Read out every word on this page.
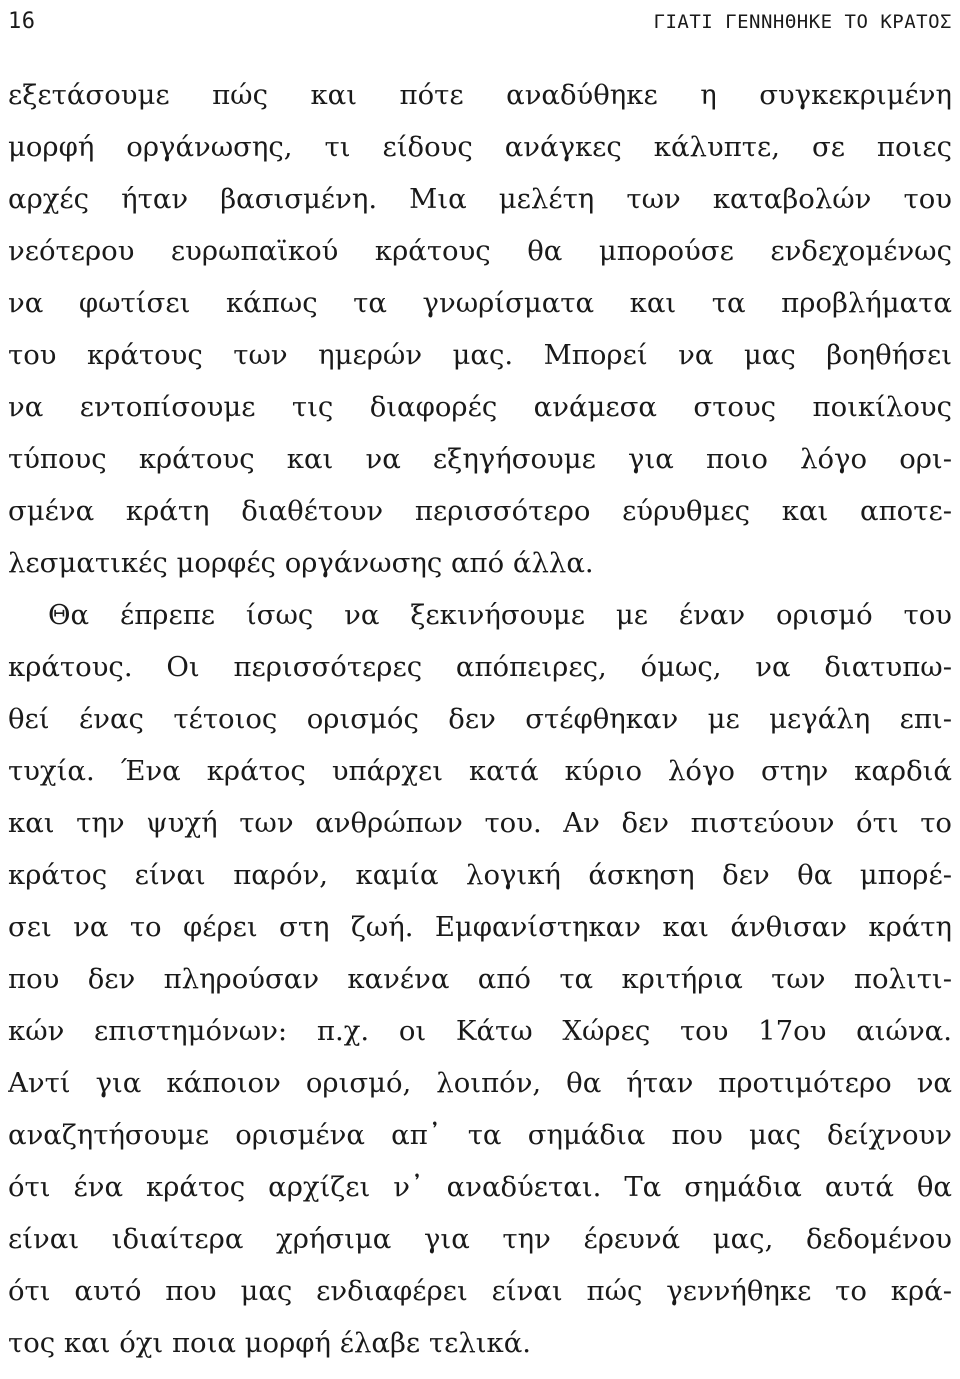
16	ΓΙΑΤΙ ΓΕΝΝΗΘΗΚΕ ΤΟ ΚΡΑΤΟΣ
εξετάσουμε πώς και πότε αναδύθηκε η συγκεκριμένη
μορφή οργάνωσης, τι είδους ανάγκες κάλυπτε, σε ποιες
αρχές ήταν βασισμένη. Μια μελέτη των καταβολών του
νεότερου ευρωπαϊκού κράτους θα μπορούσε ενδεχομένως
να φωτίσει κάπως τα γνωρίσματα και τα προβλήματα
του κράτους των ημερών μας. Μπορεί να μας βοηθήσει
να εντοπίσουμε τις διαφορές ανάμεσα στους ποικίλους
τύπους κράτους και να εξηγήσουμε για ποιο λόγο ορι-
σμένα κράτη διαθέτουν περισσότερο εύρυθμες και αποτε-
λεσματικές μορφές οργάνωσης από άλλα.
Θα έπρεπε ίσως να ξεκινήσουμε με έναν ορισμό του
κράτους. Οι περισσότερες απόπειρες, όμως, να διατυπω-
θεί ένας τέτοιος ορισμός δεν στέφθηκαν με μεγάλη επι-
τυχία. Ένα κράτος υπάρχει κατά κύριο λόγο στην καρδιά
και την ψυχή των ανθρώπων του. Αν δεν πιστεύουν ότι το
κράτος είναι παρόν, καμία λογική άσκηση δεν θα μπορέ-
σει να το φέρει στη ζωή. Εμφανίστηκαν και άνθισαν κράτη
που δεν πληρούσαν κανένα από τα κριτήρια των πολιτι-
κών επιστημόνων: π.χ. οι Κάτω Χώρες του 17ου αιώνα.
Αντί για κάποιον ορισμό, λοιπόν, θα ήταν προτιμότερο να
αναζητήσουμε ορισμένα απ᾽ τα σημάδια που μας δείχνουν
ότι ένα κράτος αρχίζει ν᾽ αναδύεται. Τα σημάδια αυτά θα
είναι ιδιαίτερα χρήσιμα για την έρευνά μας, δεδομένου
ότι αυτό που μας ενδιαφέρει είναι πώς γεννήθηκε το κρά-
τος και όχι ποια μορφή έλαβε τελικά.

######

> **Problem description**:
Will you restate every entry word for word and omit the images?

> **Output for this exercise**:
Read out every word on this page.
16	ΓΙΑΤΙ ΓΕΝΝΗΘΗΚΕ ΤΟ ΚΡΑΤΟΣ
εξετάσουμε πώς και πότε αναδύθηκε η συγκεκριμένη
μορφή οργάνωσης, τι είδους ανάγκες κάλυπτε, σε ποιες
αρχές ήταν βασισμένη. Μια μελέτη των καταβολών του
νεότερου ευρωπαϊκού κράτους θα μπορούσε ενδεχομένως
να φωτίσει κάπως τα γνωρίσματα και τα προβλήματα
του κράτους των ημερών μας. Μπορεί να μας βοηθήσει
να εντοπίσουμε τις διαφορές ανάμεσα στους ποικίλους
τύπους κράτους και να εξηγήσουμε για ποιο λόγο ορι-
σμένα κράτη διαθέτουν περισσότερο εύρυθμες και αποτε-
λεσματικές μορφές οργάνωσης από άλλα.
Θα έπρεπε ίσως να ξεκινήσουμε με έναν ορισμό του
κράτους. Οι περισσότερες απόπειρες, όμως, να διατυπω-
θεί ένας τέτοιος ορισμός δεν στέφθηκαν με μεγάλη επι-
τυχία. Ένα κράτος υπάρχει κατά κύριο λόγο στην καρδιά
και την ψυχή των ανθρώπων του. Αν δεν πιστεύουν ότι το
κράτος είναι παρόν, καμία λογική άσκηση δεν θα μπορέ-
σει να το φέρει στη ζωή. Εμφανίστηκαν και άνθισαν κράτη
που δεν πληρούσαν κανένα από τα κριτήρια των πολιτι-
κών επιστημόνων: π.χ. οι Κάτω Χώρες του 17ου αιώνα.
Αντί για κάποιον ορισμό, λοιπόν, θα ήταν προτιμότερο να
αναζητήσουμε ορισμένα απ᾽ τα σημάδια που μας δείχνουν
ότι ένα κράτος αρχίζει ν᾽ αναδύεται. Τα σημάδια αυτά θα
είναι ιδιαίτερα χρήσιμα για την έρευνά μας, δεδομένου
ότι αυτό που μας ενδιαφέρει είναι πώς γεννήθηκε το κρά-
τος και όχι ποια μορφή έλαβε τελικά.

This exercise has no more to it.